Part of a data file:

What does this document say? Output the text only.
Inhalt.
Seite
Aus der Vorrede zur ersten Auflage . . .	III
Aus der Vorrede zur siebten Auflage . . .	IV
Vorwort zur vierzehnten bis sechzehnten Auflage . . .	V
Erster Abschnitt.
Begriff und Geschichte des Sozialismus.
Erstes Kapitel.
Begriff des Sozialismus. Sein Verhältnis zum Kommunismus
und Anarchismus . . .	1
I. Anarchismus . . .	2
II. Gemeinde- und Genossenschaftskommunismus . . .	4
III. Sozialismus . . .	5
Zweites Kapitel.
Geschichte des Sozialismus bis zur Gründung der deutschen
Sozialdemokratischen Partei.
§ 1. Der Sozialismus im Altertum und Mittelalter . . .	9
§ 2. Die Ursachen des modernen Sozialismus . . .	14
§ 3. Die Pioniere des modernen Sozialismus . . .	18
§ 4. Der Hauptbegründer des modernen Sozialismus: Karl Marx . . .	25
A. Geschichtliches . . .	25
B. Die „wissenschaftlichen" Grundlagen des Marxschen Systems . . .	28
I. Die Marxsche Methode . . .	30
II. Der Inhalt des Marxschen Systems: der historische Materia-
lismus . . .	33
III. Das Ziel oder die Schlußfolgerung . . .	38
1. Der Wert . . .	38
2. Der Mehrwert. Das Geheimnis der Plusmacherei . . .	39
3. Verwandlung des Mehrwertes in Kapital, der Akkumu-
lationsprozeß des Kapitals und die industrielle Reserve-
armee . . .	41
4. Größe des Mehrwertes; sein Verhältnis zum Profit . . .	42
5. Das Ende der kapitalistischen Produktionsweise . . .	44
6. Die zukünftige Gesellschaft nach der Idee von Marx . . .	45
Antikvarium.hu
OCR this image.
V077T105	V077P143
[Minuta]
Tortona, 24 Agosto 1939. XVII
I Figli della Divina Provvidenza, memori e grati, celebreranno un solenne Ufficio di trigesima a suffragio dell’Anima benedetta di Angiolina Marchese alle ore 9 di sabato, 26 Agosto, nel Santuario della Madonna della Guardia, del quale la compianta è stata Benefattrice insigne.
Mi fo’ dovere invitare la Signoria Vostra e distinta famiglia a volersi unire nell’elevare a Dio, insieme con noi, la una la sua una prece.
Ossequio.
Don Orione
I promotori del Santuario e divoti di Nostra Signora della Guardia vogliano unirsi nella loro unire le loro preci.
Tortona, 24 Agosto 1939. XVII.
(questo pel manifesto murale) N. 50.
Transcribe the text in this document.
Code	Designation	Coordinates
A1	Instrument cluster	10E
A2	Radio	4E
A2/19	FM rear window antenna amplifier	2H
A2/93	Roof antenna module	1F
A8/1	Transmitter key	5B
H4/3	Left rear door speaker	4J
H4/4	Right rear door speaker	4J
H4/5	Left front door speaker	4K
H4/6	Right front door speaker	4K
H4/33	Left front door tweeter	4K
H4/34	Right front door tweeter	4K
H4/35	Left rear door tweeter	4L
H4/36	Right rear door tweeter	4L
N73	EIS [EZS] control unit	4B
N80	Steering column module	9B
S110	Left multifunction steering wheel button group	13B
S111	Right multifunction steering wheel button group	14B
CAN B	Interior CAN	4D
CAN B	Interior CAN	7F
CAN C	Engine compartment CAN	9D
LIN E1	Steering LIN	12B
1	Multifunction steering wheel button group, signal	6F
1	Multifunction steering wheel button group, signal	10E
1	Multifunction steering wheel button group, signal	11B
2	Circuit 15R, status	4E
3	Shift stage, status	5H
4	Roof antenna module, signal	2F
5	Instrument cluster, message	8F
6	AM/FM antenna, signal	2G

Your task ▸ Give an exact repetition of all the material.

Complete response ▸
What does this document say? Output the text only.
Inhalt.
Seite
Aus der Vorrede zur ersten Auflage . . .	III
Aus der Vorrede zur siebten Auflage . . .	IV
Vorwort zur vierzehnten bis sechzehnten Auflage . . .	V
Erster Abschnitt.
Begriff und Geschichte des Sozialismus.
Erstes Kapitel.
Begriff des Sozialismus. Sein Verhältnis zum Kommunismus
und Anarchismus . . .	1
I. Anarchismus . . .	2
II. Gemeinde- und Genossenschaftskommunismus . . .	4
III. Sozialismus . . .	5
Zweites Kapitel.
Geschichte des Sozialismus bis zur Gründung der deutschen
Sozialdemokratischen Partei.
§ 1. Der Sozialismus im Altertum und Mittelalter . . .	9
§ 2. Die Ursachen des modernen Sozialismus . . .	14
§ 3. Die Pioniere des modernen Sozialismus . . .	18
§ 4. Der Hauptbegründer des modernen Sozialismus: Karl Marx . . .	25
A. Geschichtliches . . .	25
B. Die „wissenschaftlichen" Grundlagen des Marxschen Systems . . .	28
I. Die Marxsche Methode . . .	30
II. Der Inhalt des Marxschen Systems: der historische Materia-
lismus . . .	33
III. Das Ziel oder die Schlußfolgerung . . .	38
1. Der Wert . . .	38
2. Der Mehrwert. Das Geheimnis der Plusmacherei . . .	39
3. Verwandlung des Mehrwertes in Kapital, der Akkumu-
lationsprozeß des Kapitals und die industrielle Reserve-
armee . . .	41
4. Größe des Mehrwertes; sein Verhältnis zum Profit . . .	42
5. Das Ende der kapitalistischen Produktionsweise . . .	44
6. Die zukünftige Gesellschaft nach der Idee von Marx . . .	45
Antikvarium.hu
OCR this image.
V077T105	V077P143
[Minuta]
Tortona, 24 Agosto 1939. XVII
I Figli della Divina Provvidenza, memori e grati, celebreranno un solenne Ufficio di trigesima a suffragio dell’Anima benedetta di Angiolina Marchese alle ore 9 di sabato, 26 Agosto, nel Santuario della Madonna della Guardia, del quale la compianta è stata Benefattrice insigne.
Mi fo’ dovere invitare la Signoria Vostra e distinta famiglia a volersi unire nell’elevare a Dio, insieme con noi, la una la sua una prece.
Ossequio.
Don Orione
I promotori del Santuario e divoti di Nostra Signora della Guardia vogliano unirsi nella loro unire le loro preci.
Tortona, 24 Agosto 1939. XVII.
(questo pel manifesto murale) N. 50.
Transcribe the text in this document.
Code	Designation	Coordinates
A1	Instrument cluster	10E
A2	Radio	4E
A2/19	FM rear window antenna amplifier	2H
A2/93	Roof antenna module	1F
A8/1	Transmitter key	5B
H4/3	Left rear door speaker	4J
H4/4	Right rear door speaker	4J
H4/5	Left front door speaker	4K
H4/6	Right front door speaker	4K
H4/33	Left front door tweeter	4K
H4/34	Right front door tweeter	4K
H4/35	Left rear door tweeter	4L
H4/36	Right rear door tweeter	4L
N73	EIS [EZS] control unit	4B
N80	Steering column module	9B
S110	Left multifunction steering wheel button group	13B
S111	Right multifunction steering wheel button group	14B
CAN B	Interior CAN	4D
CAN B	Interior CAN	7F
CAN C	Engine compartment CAN	9D
LIN E1	Steering LIN	12B
1	Multifunction steering wheel button group, signal	6F
1	Multifunction steering wheel button group, signal	10E
1	Multifunction steering wheel button group, signal	11B
2	Circuit 15R, status	4E
3	Shift stage, status	5H
4	Roof antenna module, signal	2F
5	Instrument cluster, message	8F
6	AM/FM antenna, signal	2G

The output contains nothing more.